Given instruction: Lines containing the word "ORACLE" are to be located and copied.

--- Start of Supplied material ---

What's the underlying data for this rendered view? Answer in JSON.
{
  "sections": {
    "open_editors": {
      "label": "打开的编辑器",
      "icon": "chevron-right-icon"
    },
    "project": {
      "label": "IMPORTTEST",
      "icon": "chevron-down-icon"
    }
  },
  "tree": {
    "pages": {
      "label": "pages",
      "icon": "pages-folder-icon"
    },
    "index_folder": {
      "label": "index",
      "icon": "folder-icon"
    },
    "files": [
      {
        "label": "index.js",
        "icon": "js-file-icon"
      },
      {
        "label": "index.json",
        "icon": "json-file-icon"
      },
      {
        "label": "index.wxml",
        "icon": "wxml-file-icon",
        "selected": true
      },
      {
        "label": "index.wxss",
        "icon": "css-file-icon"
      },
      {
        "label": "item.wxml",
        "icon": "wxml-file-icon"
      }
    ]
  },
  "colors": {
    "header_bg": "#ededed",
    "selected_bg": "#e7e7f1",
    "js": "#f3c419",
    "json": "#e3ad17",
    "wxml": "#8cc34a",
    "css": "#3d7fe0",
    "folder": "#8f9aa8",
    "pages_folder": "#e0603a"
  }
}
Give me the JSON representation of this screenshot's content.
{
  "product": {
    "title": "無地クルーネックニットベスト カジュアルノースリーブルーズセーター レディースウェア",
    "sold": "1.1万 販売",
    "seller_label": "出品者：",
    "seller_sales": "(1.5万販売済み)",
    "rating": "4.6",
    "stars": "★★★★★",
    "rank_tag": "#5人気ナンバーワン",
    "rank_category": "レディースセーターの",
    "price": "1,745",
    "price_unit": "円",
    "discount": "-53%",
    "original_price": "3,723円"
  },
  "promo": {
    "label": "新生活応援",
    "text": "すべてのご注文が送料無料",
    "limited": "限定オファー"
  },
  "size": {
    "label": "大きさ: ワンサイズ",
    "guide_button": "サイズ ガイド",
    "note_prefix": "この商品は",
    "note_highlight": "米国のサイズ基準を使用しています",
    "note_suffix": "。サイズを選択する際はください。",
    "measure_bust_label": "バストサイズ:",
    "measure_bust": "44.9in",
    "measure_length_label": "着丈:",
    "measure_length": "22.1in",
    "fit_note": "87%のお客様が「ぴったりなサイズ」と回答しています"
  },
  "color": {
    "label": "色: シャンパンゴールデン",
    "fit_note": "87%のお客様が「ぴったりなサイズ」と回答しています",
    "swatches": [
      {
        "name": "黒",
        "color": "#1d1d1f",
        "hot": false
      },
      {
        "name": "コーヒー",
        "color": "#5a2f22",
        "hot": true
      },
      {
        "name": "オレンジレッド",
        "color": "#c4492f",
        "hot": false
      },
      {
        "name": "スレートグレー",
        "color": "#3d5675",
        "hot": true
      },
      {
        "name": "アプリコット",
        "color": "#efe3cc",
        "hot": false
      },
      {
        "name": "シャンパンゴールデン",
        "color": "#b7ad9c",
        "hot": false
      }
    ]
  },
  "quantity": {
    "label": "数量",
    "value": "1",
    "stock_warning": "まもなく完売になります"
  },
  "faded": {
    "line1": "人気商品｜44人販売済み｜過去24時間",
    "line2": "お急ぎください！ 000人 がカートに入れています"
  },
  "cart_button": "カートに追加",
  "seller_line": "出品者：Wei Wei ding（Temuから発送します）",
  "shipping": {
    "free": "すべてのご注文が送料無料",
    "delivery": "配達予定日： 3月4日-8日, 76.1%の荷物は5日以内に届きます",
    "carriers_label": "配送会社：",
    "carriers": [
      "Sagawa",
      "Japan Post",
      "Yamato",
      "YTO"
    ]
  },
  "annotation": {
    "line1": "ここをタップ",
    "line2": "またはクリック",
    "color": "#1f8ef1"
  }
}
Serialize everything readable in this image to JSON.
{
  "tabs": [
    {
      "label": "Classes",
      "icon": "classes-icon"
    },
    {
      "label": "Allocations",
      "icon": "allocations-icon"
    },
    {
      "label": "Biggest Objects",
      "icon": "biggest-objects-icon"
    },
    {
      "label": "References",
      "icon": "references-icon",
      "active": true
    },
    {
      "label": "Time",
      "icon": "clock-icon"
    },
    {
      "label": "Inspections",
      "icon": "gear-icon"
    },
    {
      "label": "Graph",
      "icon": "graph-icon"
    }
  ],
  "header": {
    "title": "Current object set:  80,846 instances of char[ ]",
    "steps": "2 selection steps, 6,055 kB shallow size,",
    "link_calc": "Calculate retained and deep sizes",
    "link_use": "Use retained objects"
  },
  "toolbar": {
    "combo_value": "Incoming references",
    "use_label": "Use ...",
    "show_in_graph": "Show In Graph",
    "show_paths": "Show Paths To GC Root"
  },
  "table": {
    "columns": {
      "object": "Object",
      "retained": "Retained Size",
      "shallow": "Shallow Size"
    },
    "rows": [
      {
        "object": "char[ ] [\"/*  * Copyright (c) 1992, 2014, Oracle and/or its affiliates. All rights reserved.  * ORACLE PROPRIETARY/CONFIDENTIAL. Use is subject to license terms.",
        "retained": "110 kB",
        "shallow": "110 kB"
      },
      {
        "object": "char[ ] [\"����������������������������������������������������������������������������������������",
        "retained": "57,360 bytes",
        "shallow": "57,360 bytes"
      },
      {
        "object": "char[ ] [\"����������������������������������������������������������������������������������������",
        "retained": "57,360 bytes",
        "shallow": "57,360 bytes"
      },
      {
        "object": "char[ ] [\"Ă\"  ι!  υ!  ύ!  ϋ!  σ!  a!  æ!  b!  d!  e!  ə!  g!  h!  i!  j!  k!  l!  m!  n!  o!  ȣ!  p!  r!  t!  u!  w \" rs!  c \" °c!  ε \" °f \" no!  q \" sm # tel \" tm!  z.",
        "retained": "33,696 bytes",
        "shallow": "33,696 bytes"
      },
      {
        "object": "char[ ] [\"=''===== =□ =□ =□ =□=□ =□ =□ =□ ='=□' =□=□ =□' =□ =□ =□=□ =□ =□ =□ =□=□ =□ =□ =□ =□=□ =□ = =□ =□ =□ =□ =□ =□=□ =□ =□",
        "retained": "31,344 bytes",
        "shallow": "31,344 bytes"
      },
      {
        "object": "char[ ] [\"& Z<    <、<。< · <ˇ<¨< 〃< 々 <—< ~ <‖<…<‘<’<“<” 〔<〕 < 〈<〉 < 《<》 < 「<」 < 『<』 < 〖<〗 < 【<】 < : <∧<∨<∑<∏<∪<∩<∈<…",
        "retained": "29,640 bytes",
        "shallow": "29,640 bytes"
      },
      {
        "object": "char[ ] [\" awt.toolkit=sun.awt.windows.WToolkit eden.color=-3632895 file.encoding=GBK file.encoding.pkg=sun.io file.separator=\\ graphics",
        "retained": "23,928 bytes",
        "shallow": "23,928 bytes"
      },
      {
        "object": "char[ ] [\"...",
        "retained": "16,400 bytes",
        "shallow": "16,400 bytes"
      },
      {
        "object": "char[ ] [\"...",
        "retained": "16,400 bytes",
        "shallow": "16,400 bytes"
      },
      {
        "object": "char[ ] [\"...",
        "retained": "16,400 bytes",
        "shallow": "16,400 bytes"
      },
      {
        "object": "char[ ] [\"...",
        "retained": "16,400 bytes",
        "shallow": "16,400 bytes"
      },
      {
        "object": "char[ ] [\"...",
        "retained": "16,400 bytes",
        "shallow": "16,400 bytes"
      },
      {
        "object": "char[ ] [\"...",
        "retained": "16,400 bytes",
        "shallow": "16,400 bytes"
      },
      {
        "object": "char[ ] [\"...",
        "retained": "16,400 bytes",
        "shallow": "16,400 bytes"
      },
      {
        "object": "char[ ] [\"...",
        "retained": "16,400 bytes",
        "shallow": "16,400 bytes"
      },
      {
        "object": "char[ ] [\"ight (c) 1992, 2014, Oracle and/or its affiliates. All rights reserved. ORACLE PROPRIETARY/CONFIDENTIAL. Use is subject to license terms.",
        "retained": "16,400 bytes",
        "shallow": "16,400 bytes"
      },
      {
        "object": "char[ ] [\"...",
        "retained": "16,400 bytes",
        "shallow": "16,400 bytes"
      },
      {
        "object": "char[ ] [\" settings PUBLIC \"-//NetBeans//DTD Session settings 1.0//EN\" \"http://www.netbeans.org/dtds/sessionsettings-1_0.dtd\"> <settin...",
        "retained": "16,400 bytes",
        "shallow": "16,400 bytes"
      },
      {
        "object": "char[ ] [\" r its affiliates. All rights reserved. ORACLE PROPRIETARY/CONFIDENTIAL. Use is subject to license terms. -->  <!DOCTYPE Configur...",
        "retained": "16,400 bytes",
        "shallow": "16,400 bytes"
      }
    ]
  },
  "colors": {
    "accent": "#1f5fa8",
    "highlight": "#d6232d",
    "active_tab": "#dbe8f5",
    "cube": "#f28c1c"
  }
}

--- End of Supplied material ---

Exercise output:
        "object": "char[ ] [\"/*  * Copyright (c) 1992, 2014, Oracle and/or its affiliates. All rights reserved.  * ORACLE PROPRIETARY/CONFIDENTIAL. Use is subject to license terms.",
        "object": "char[ ] [\"ight (c) 1992, 2014, Oracle and/or its affiliates. All rights reserved. ORACLE PROPRIETARY/CONFIDENTIAL. Use is subject to license terms.",
        "object": "char[ ] [\" r its affiliates. All rights reserved. ORACLE PROPRIETARY/CONFIDENTIAL. Use is subject to license terms. -->  <!DOCTYPE Configur...",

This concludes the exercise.